=== Provided records ===

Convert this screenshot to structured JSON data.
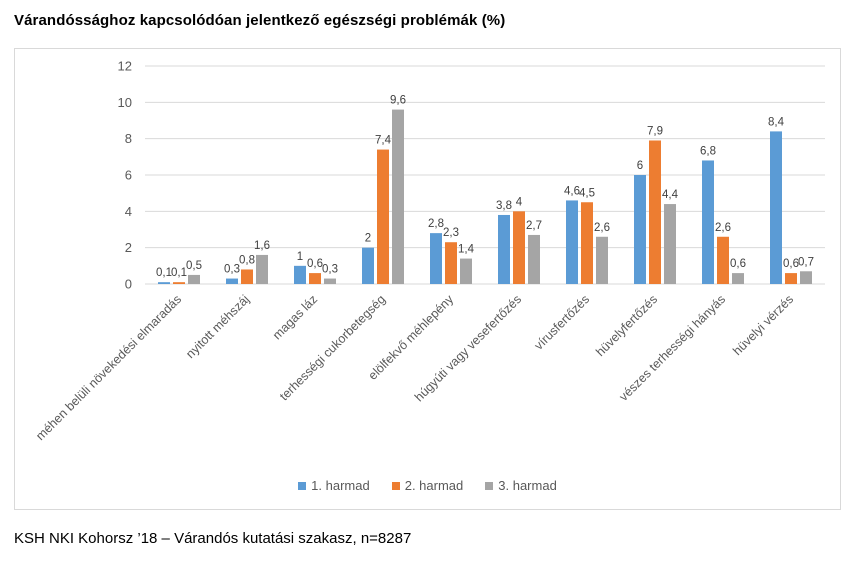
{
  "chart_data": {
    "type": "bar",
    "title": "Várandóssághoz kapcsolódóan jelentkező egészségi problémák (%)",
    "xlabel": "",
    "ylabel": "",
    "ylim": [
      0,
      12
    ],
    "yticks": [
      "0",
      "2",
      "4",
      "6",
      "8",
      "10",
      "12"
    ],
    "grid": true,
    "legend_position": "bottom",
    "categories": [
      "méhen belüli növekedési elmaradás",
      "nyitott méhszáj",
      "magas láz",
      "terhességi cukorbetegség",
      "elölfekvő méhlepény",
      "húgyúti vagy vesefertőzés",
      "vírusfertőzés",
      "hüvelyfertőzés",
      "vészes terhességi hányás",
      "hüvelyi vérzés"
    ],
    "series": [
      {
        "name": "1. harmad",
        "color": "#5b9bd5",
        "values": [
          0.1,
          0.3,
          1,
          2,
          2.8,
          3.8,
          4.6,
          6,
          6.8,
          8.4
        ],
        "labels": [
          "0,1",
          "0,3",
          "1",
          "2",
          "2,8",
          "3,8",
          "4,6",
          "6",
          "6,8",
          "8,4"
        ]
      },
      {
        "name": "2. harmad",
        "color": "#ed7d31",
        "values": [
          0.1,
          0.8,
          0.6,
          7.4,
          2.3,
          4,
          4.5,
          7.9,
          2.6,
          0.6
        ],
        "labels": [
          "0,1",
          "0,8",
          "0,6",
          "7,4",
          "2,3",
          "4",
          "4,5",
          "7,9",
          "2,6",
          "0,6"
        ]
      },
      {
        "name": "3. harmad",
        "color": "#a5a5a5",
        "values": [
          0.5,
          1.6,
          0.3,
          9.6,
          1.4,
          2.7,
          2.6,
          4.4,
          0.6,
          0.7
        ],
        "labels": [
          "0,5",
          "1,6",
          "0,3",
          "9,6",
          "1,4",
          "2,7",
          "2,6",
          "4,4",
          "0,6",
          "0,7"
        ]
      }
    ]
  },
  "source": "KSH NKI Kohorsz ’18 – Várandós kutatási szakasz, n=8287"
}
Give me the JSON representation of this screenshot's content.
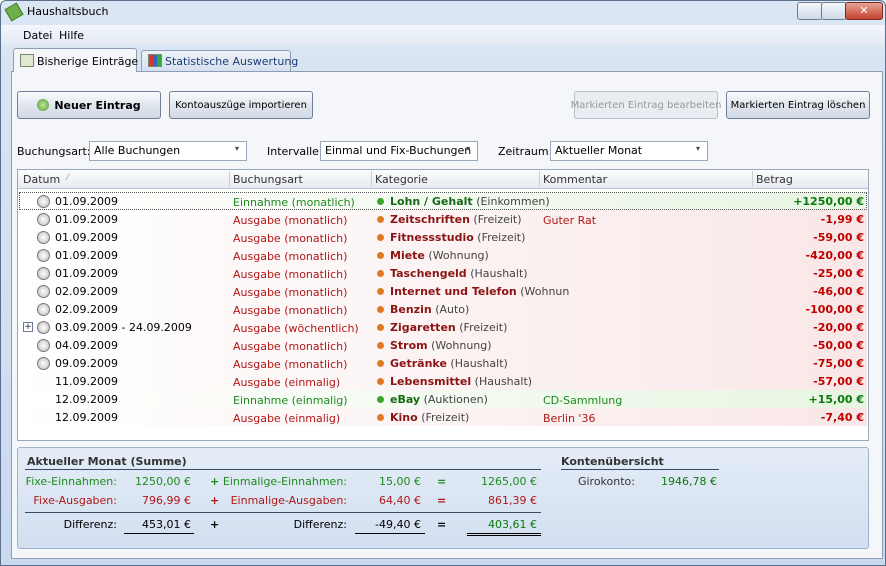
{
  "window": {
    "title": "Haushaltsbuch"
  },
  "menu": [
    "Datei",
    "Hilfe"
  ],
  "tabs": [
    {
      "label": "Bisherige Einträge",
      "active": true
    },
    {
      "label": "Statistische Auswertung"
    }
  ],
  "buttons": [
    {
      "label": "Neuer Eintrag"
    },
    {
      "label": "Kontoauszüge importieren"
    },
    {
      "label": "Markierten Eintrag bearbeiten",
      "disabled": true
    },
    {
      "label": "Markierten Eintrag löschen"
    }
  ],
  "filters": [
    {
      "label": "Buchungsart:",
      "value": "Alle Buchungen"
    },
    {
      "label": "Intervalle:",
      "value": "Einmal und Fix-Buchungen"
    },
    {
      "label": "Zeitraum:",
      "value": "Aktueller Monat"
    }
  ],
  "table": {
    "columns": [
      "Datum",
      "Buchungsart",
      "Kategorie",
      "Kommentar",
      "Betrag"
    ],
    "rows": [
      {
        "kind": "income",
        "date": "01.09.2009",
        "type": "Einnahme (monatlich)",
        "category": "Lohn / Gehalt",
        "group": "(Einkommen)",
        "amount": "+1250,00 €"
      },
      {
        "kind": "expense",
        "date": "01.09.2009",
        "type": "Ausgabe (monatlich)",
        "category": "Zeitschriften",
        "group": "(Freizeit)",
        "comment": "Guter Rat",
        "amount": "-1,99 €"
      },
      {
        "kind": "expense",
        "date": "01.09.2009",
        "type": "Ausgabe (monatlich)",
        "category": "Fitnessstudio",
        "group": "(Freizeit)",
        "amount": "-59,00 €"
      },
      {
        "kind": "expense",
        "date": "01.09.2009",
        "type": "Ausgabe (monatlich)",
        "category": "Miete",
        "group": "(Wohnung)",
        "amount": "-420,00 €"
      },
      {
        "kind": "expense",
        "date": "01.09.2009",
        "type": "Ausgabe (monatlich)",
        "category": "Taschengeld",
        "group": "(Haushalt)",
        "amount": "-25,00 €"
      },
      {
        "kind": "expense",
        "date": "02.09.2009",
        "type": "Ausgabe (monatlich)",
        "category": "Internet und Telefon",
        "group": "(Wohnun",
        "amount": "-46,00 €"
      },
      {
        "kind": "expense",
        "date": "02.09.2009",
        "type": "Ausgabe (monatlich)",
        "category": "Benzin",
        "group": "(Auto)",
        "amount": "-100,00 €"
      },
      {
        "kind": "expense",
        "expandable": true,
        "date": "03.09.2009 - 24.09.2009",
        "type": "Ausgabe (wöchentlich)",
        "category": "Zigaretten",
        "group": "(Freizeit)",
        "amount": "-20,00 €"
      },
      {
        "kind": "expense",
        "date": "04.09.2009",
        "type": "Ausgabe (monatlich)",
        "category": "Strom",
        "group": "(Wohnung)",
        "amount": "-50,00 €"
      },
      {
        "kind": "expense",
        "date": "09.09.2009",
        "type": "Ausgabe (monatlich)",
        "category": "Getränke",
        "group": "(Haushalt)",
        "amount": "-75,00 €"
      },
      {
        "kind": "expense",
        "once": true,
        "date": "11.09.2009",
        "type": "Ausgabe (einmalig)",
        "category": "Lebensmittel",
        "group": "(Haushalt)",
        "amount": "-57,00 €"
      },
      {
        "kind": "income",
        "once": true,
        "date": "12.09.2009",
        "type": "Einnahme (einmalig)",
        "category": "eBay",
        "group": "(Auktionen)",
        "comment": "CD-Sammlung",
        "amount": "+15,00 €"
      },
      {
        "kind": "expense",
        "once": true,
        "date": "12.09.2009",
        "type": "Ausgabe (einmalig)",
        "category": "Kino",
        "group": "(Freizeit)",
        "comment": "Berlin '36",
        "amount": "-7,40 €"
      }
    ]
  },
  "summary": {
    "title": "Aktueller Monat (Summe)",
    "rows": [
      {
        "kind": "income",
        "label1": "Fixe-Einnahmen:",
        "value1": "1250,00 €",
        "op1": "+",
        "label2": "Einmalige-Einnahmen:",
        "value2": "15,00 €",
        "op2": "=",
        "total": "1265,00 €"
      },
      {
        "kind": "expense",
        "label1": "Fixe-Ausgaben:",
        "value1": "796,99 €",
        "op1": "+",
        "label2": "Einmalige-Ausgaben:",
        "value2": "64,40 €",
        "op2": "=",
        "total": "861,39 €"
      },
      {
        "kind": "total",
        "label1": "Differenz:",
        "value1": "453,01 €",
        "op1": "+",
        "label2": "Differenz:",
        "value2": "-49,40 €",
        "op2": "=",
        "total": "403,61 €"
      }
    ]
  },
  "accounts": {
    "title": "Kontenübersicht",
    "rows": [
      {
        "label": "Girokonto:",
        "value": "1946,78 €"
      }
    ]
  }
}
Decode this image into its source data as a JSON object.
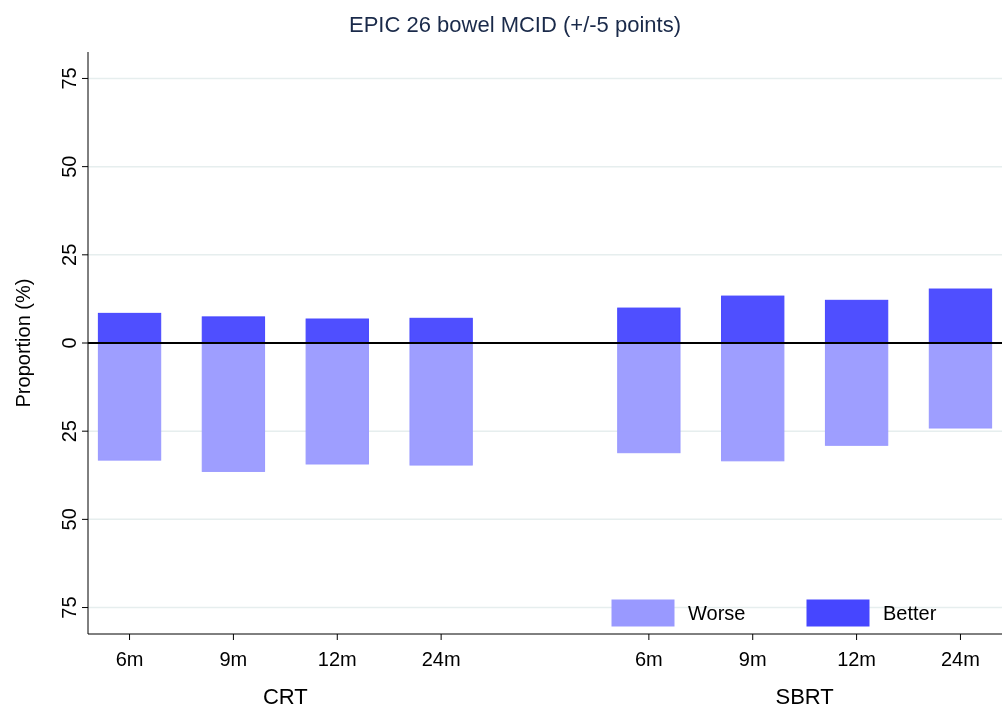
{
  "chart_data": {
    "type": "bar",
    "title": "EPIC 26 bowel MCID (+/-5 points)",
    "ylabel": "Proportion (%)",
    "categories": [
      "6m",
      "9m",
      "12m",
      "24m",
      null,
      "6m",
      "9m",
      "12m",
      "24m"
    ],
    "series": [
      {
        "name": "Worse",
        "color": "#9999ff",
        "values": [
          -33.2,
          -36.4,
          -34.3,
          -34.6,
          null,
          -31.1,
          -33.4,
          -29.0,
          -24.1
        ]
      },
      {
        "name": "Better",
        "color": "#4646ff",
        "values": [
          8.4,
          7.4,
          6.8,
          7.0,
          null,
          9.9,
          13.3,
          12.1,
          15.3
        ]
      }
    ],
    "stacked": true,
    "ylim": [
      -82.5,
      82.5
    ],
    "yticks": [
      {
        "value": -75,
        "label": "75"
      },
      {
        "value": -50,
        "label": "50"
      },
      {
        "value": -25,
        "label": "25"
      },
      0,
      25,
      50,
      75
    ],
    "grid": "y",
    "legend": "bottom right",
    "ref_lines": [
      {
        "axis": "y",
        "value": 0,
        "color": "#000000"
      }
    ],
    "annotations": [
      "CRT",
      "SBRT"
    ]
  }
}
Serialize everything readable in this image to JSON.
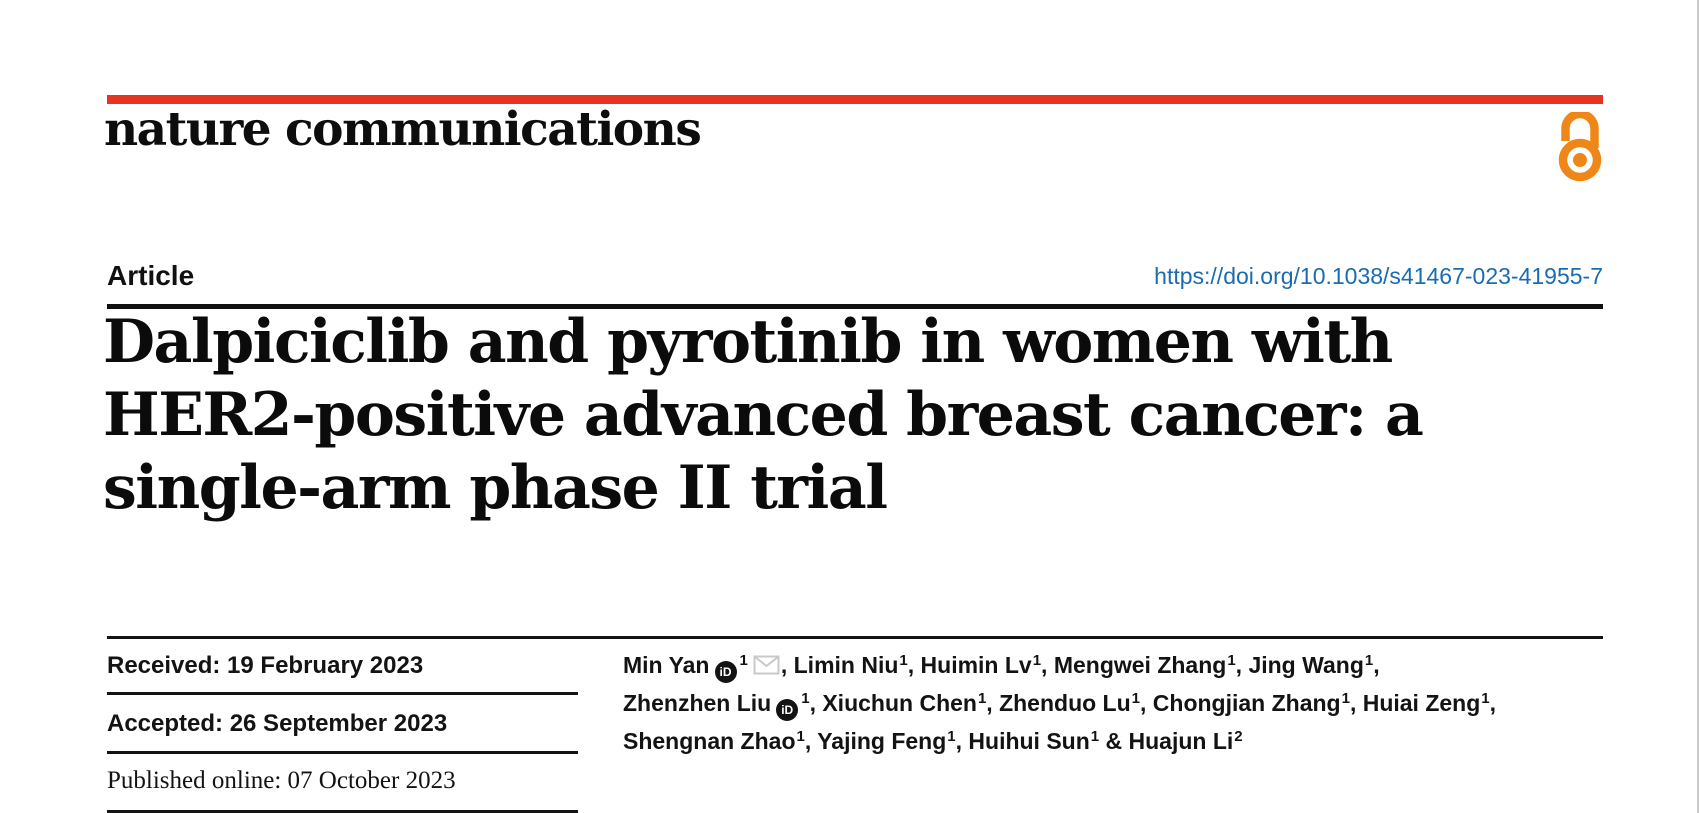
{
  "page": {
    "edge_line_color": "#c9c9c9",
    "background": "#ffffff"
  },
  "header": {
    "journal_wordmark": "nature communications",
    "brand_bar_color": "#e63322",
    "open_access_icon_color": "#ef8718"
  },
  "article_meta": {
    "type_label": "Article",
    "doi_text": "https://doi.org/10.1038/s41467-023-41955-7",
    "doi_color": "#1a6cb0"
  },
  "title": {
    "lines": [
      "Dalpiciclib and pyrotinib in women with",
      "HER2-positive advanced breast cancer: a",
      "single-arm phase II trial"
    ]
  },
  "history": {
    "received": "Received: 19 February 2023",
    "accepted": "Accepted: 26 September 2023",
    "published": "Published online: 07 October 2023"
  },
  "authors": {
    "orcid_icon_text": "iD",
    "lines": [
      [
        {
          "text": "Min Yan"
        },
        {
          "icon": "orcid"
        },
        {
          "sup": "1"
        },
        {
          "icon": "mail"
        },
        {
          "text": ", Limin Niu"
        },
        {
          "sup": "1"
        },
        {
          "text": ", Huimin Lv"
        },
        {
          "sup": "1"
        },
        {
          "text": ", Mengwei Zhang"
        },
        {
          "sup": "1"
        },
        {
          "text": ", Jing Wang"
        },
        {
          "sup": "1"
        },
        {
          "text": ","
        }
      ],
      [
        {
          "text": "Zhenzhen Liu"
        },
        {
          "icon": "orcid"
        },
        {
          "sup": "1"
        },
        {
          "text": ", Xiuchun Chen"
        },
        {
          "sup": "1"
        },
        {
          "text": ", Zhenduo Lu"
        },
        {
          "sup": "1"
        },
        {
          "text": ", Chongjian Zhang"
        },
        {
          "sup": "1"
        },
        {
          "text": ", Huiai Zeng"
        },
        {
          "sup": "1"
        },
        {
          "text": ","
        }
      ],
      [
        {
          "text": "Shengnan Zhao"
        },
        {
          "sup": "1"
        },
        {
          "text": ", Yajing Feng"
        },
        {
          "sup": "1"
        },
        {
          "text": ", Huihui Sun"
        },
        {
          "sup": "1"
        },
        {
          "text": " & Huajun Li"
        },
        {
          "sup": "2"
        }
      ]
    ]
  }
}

===

Exercise aim:
Select every line of the records holding the string "harmad".

Solved problem:
        "name": "1. harmad",
        "name": "2. harmad",
        "name": "3. harmad",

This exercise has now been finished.